From the customer’s point of view, research shows that while they may not be able to define “open banking,” customers do like what it would enable them to do.

Take this common pain point.

One thing consumers dislike, in this day of mobile financial apps, is having to write checks to make transfers between accounts. “21% of Americans said they had recently written themselves a check from one bank and cashed it in the other,” says a report by Axway, which specializes in APIs. “16% withdrew cash and physically deposited it in their other bank. It should not have to be this way.”

“If financial institutions accept and embrace this new operational model, they can use APIs to become more flexible and drive new revenue by extending their reach, embedding themselves into all kinds of digital experiences,” the report states.

Read More: How Open Banking Increases Data Value for Banks and Consumers

How Open Banking and Open Finance Can Improve Financial Services

“All kinds of digital experiences” covers a lot of ground. But there are plenty of concrete examples.

“By looking at data across sectors, including banking, financial services, and wider data such as utilities, telecom, retail, or even health, businesses can quickly and securely transform data into super-personalized offers, products, and services,” suggests Samantha Seaton, CEO of Moneyhub.

She adds, as quoted in the Open Banking Excellence report, that many consumers “will think nothing of sharing Google Map data and details of their spending with a fintech when buying a car. Consumers will also consent to having their income verified in order to rent a property or qualify for a mortgage.”

“Many businesses still have to understand they don’t own any data; consumers own their data and consent is key.”

—Samantha Seaton, Moneyhub

Amazon Web Services foresees open finance as enabling such things as integrated personal financial management solutions for retail customers, as well as small business solutions such as providing restaurant merchants with software to support online orders and card acceptance.

◆ Information shown
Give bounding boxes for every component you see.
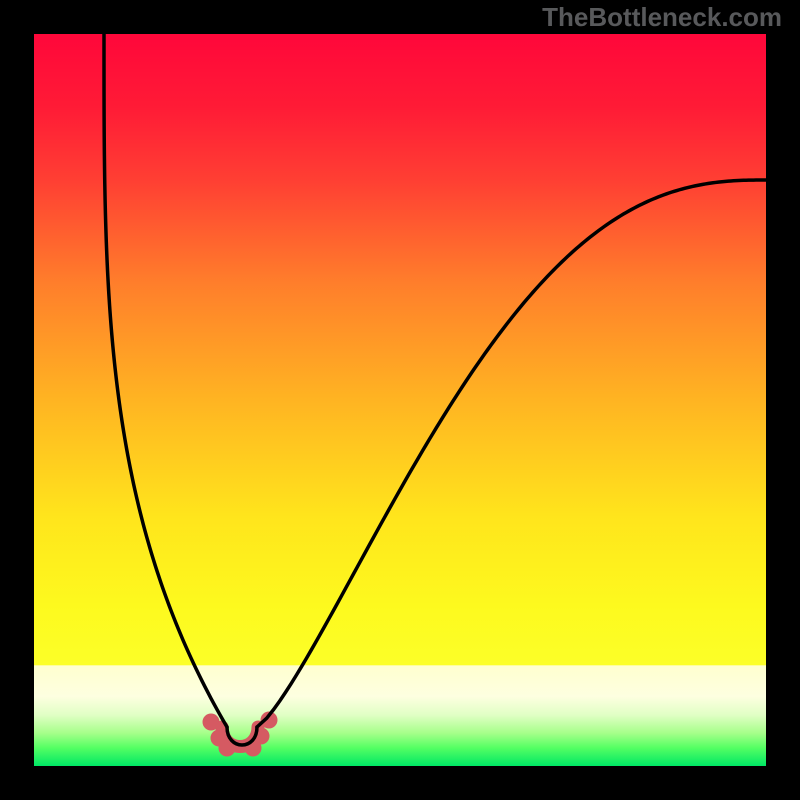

◆ Task description
Which sectors does Samantha Seaton name, in the open banking text, as sources of data that businesses can look across? List each one.

◆ Exercise response
- Banking
- Financial services
- Utilities
- Telecom
- Retail
- Health